* START *

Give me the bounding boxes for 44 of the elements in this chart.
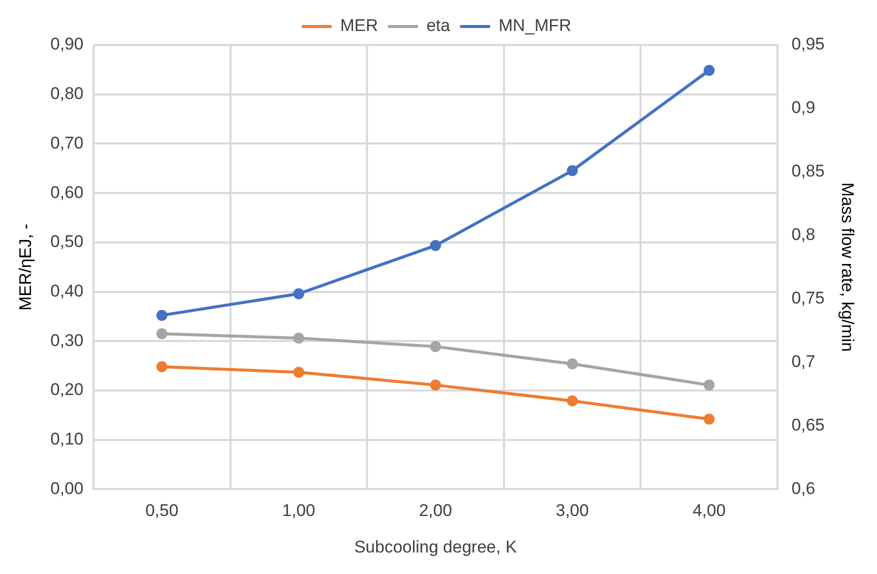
legend-label: MN_MFR [498,16,572,36]
point [156,361,168,372]
legend-label: MER [340,16,378,36]
x-tick-label: 0,50 [145,501,178,520]
x-tick-label: 2,00 [418,501,452,520]
y2-tick-label: 0,75 [792,288,825,308]
y2-tick-label: 0,8 [792,225,816,244]
point [156,328,168,340]
point [566,395,578,406]
y2-tick-label: 0,7 [792,352,816,371]
y2-axis-title: Mass flow rate, kg/min [838,182,858,352]
point [430,380,441,391]
y-tick-label: 0,20 [50,380,84,400]
x-tick-label: 3,00 [556,501,589,520]
point [293,366,304,378]
y2-tick-label: 0,9 [792,98,816,118]
y-tick-label: 0,30 [50,330,84,350]
x-tick-label: 4,00 [692,501,726,520]
y-tick-label: 0,90 [50,34,84,54]
y-tick-label: 0,60 [50,182,84,202]
point [156,310,168,321]
y2-tick-label: 0,85 [792,162,825,181]
point [430,341,441,352]
point [293,288,304,300]
point [704,64,715,76]
point [704,380,715,391]
point [293,332,304,344]
x-tick-label: 1,00 [282,501,316,520]
y-tick-label: 0,50 [50,232,84,252]
point [566,358,578,370]
y-tick-label: 0,40 [50,281,84,300]
point [704,414,715,425]
y-axis-title: MER/ηEJ, - [16,224,35,311]
y-tick-label: 0,10 [50,430,84,449]
x-axis-title: Subcooling degree, K [354,537,518,556]
y-tick-label: 0,70 [50,133,84,152]
y2-tick-label: 0,6 [792,478,816,498]
legend-label: eta [426,16,451,36]
y2-tick-label: 0,95 [792,34,825,54]
y2-tick-label: 0,65 [792,415,825,434]
y-tick-label: 0,00 [50,478,84,498]
point [566,165,578,176]
y-tick-label: 0,80 [50,84,84,104]
point [430,240,441,252]
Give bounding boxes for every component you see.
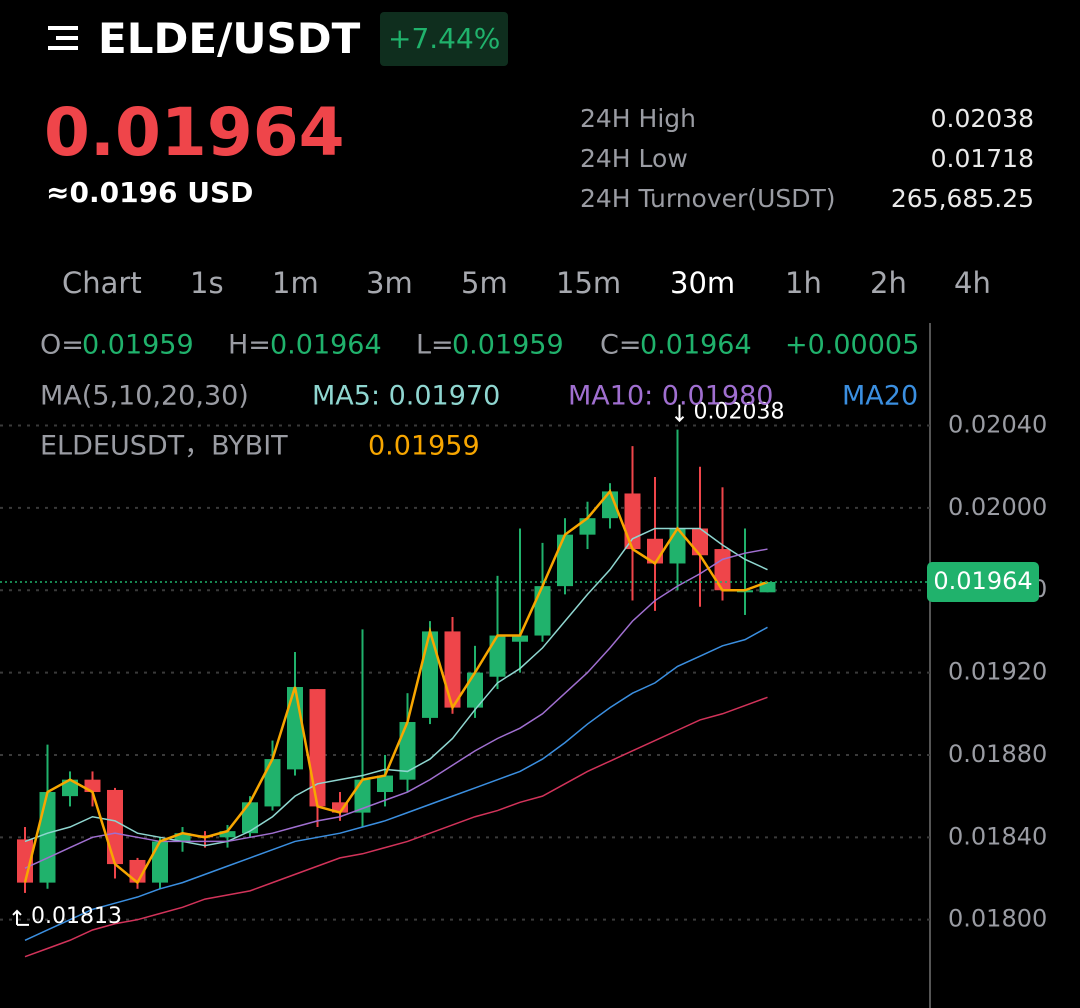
ma-line (24, 548, 768, 869)
ohlc-label: L= (416, 330, 454, 361)
change-badge: +7.44% (380, 12, 509, 66)
candle-body (377, 775, 393, 793)
candle-body (39, 792, 56, 883)
ma-legend-label: MA(5,10,20,30) (40, 381, 249, 412)
candle-body (467, 672, 483, 708)
interval-tab[interactable]: 15m (556, 266, 622, 300)
candle-body (62, 779, 78, 797)
interval-tab[interactable]: 3m (366, 266, 413, 300)
interval-tab[interactable]: 1h (785, 266, 822, 300)
usd-price: ≈0.0196 USD (46, 176, 254, 209)
candle-body (759, 582, 776, 593)
ohlc-value: 0.01964 (270, 330, 382, 361)
annotation-arrow (674, 404, 685, 423)
candle-body (579, 518, 596, 535)
candle-body (174, 833, 191, 842)
chart: 0.020400.020000.019600.019200.018800.018… (0, 323, 1047, 1008)
ohlc-value: 0.01959 (452, 330, 564, 361)
pair-title[interactable]: ELDE/USDT (98, 14, 361, 63)
stat-label: 24H High (580, 104, 697, 133)
candle-body (354, 779, 371, 813)
ohlc-value: 0.01959 (82, 330, 194, 361)
candle-body (17, 839, 33, 883)
ma-legend-item: MA5: 0.01970 (312, 381, 500, 412)
ma-legend-item: MA20 (842, 381, 918, 412)
candle-body (219, 831, 236, 838)
ma-line (24, 626, 768, 941)
annotation: 0.02038 (694, 400, 785, 425)
last-price: 0.01964 (44, 94, 345, 171)
candle-body (309, 689, 326, 807)
last-price-label: 0.01964 (933, 567, 1032, 595)
interval-tab[interactable]: 1m (272, 266, 319, 300)
interval-tab[interactable]: 30m (670, 266, 736, 300)
y-tick-label: 0.02000 (948, 493, 1047, 521)
stat-label: 24H Turnover(USDT) (580, 184, 836, 213)
last-price-tag (927, 562, 1039, 603)
ma-legend-item: MA10: 0.01980 (568, 381, 773, 412)
candle-body (152, 841, 168, 883)
candle-body (242, 802, 258, 834)
candle-body (264, 759, 281, 807)
candle-body (287, 687, 303, 770)
interval-tab[interactable]: Chart (62, 266, 142, 300)
close-line (23, 489, 768, 885)
candle-body (444, 631, 461, 708)
candle-body (534, 586, 551, 636)
y-tick-label: 0.01920 (948, 658, 1047, 686)
interval-tab[interactable]: 1s (190, 266, 224, 300)
interval-tab[interactable]: 5m (461, 266, 508, 300)
symbol-label: ELDEUSDT，BYBIT (40, 431, 288, 462)
ohlc-label: C= (600, 330, 641, 361)
annotation: 0.01813 (31, 904, 122, 929)
y-tick-label: 0.01880 (948, 740, 1047, 768)
candle-body (624, 493, 641, 550)
annotation-arrow (12, 909, 29, 926)
stat-label: 24H Low (580, 144, 688, 173)
ohlc-value: +0.00005 (785, 330, 919, 361)
symbol-value: 0.01959 (368, 431, 480, 462)
ma-line (24, 696, 768, 958)
interval-tab[interactable]: 4h (954, 266, 991, 300)
ohlc-label: H= (228, 330, 271, 361)
ohlc-value: 0.01964 (640, 330, 752, 361)
y-tick-label: 0.02040 (948, 411, 1047, 439)
ohlc-label: O= (40, 330, 84, 361)
candle-body (422, 631, 438, 718)
candle-body (714, 549, 731, 591)
candle-body (557, 534, 573, 587)
candle-body (489, 635, 506, 677)
candle-body (107, 789, 123, 865)
candle-body (332, 802, 348, 813)
ma-line (24, 527, 768, 847)
stat-value: 265,685.25 (890, 184, 1034, 213)
stat-value: 0.02038 (930, 104, 1034, 133)
candle-body (669, 528, 686, 564)
candle-body (399, 722, 416, 780)
y-tick-label: 0.01840 (948, 822, 1047, 850)
interval-tab[interactable]: 2h (870, 266, 907, 300)
y-tick-label: 0.01800 (948, 905, 1047, 933)
stat-value: 0.01718 (930, 144, 1034, 173)
candle-body (512, 635, 528, 642)
menu-icon[interactable] (48, 24, 80, 54)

* END *

Task goal ▸ Write out the material from the line with "ma-line (24, 548, 768, 869)" to the line with "usd-price: ≈0.0196 USD (46, 176, 254, 209)", including both of those lines.

Result of the task ▸
ma-line (24, 548, 768, 869)
ohlc-label: L= (416, 330, 454, 361)
change-badge: +7.44% (380, 12, 509, 66)
candle-body (377, 775, 393, 793)
candle-body (39, 792, 56, 883)
ma-legend-label: MA(5,10,20,30) (40, 381, 249, 412)
candle-body (467, 672, 483, 708)
interval-tab[interactable]: 15m (556, 266, 622, 300)
candle-body (62, 779, 78, 797)
interval-tab[interactable]: 3m (366, 266, 413, 300)
interval-tab[interactable]: 1h (785, 266, 822, 300)
usd-price: ≈0.0196 USD (46, 176, 254, 209)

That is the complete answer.